Task to carry out: Identify each line below containing the string "계정과목" and copy it.

Extracted information:
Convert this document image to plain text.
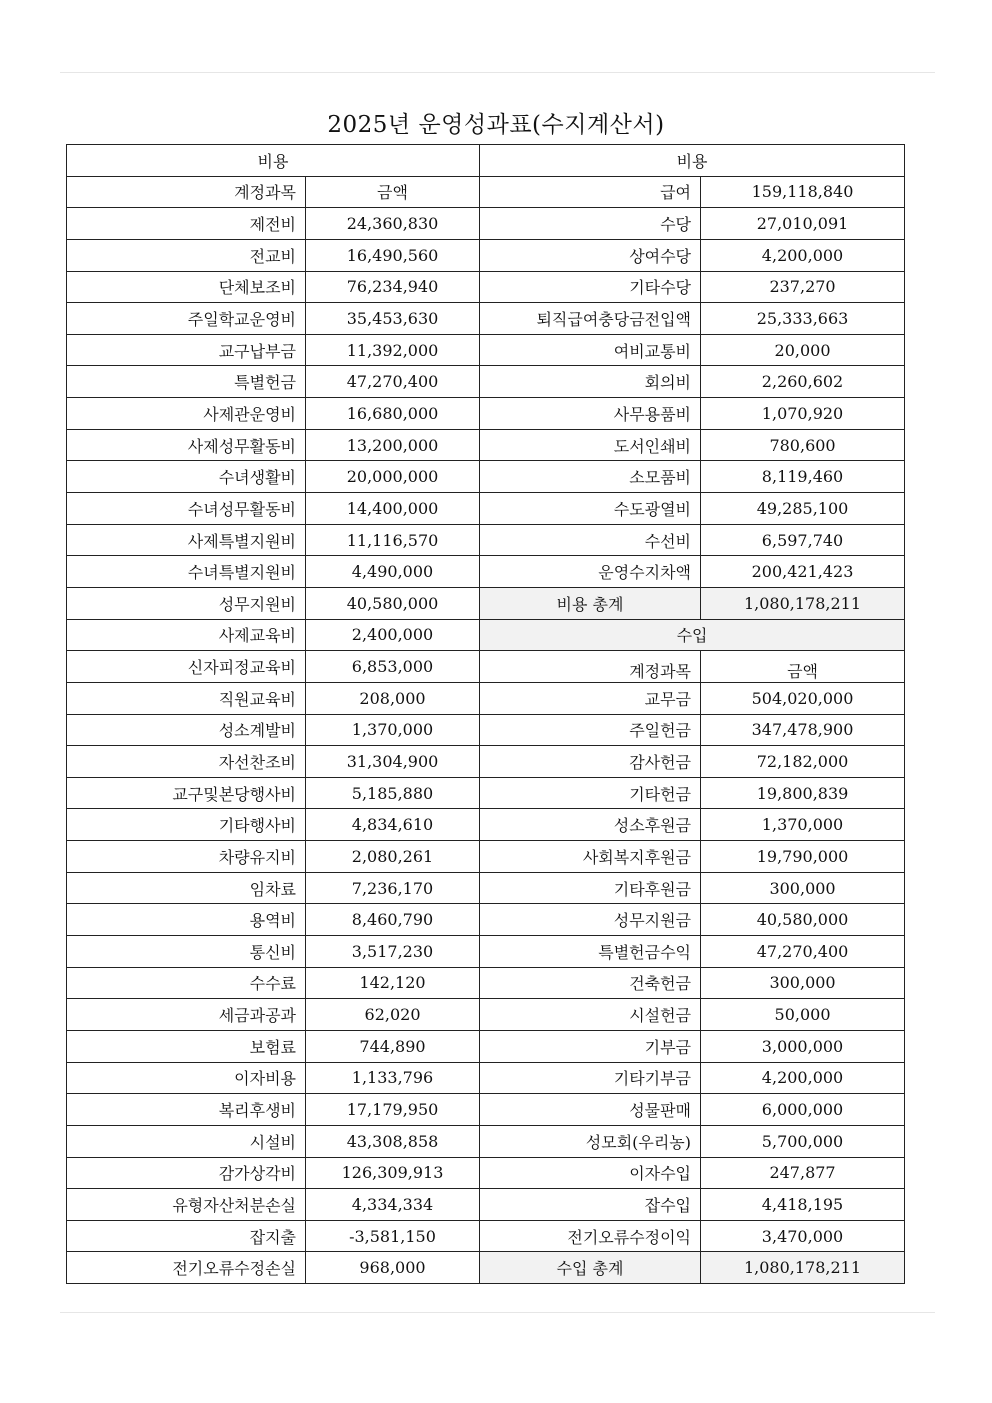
2025년 운영성과표(수지계산서)
비용		비용	
계정과목	금액	급여	159,118,840
제전비	24,360,830	수당	27,010,091
전교비	16,490,560	상여수당	4,200,000
단체보조비	76,234,940	기타수당	237,270
주일학교운영비	35,453,630	퇴직급여충당금전입액	25,333,663
교구납부금	11,392,000	여비교통비	20,000
특별헌금	47,270,400	회의비	2,260,602
사제관운영비	16,680,000	사무용품비	1,070,920
사제성무활동비	13,200,000	도서인쇄비	780,600
수녀생활비	20,000,000	소모품비	8,119,460
수녀성무활동비	14,400,000	수도광열비	49,285,100
사제특별지원비	11,116,570	수선비	6,597,740
수녀특별지원비	4,490,000	운영수지차액	200,421,423
성무지원비	40,580,000	비용 총계	1,080,178,211
사제교육비	2,400,000	수입	
신자피정교육비	6,853,000	계정과목	금액
직원교육비	208,000	교무금	504,020,000
성소계발비	1,370,000	주일헌금	347,478,900
자선찬조비	31,304,900	감사헌금	72,182,000
교구및본당행사비	5,185,880	기타헌금	19,800,839
기타행사비	4,834,610	성소후원금	1,370,000
차량유지비	2,080,261	사회복지후원금	19,790,000
임차료	7,236,170	기타후원금	300,000
용역비	8,460,790	성무지원금	40,580,000
통신비	3,517,230	특별헌금수익	47,270,400
수수료	142,120	건축헌금	300,000
세금과공과	62,020	시설헌금	50,000
보험료	744,890	기부금	3,000,000
이자비용	1,133,796	기타기부금	4,200,000
복리후생비	17,179,950	성물판매	6,000,000
시설비	43,308,858	성모회(우리농)	5,700,000
감가상각비	126,309,913	이자수입	247,877
유형자산처분손실	4,334,334	잡수입	4,418,195
잡지출	-3,581,150	전기오류수정이익	3,470,000
전기오류수정손실	968,000	수입 총계	1,080,178,211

Task solution:
계정과목	금액	급여	159,118,840
신자피정교육비	6,853,000	계정과목	금액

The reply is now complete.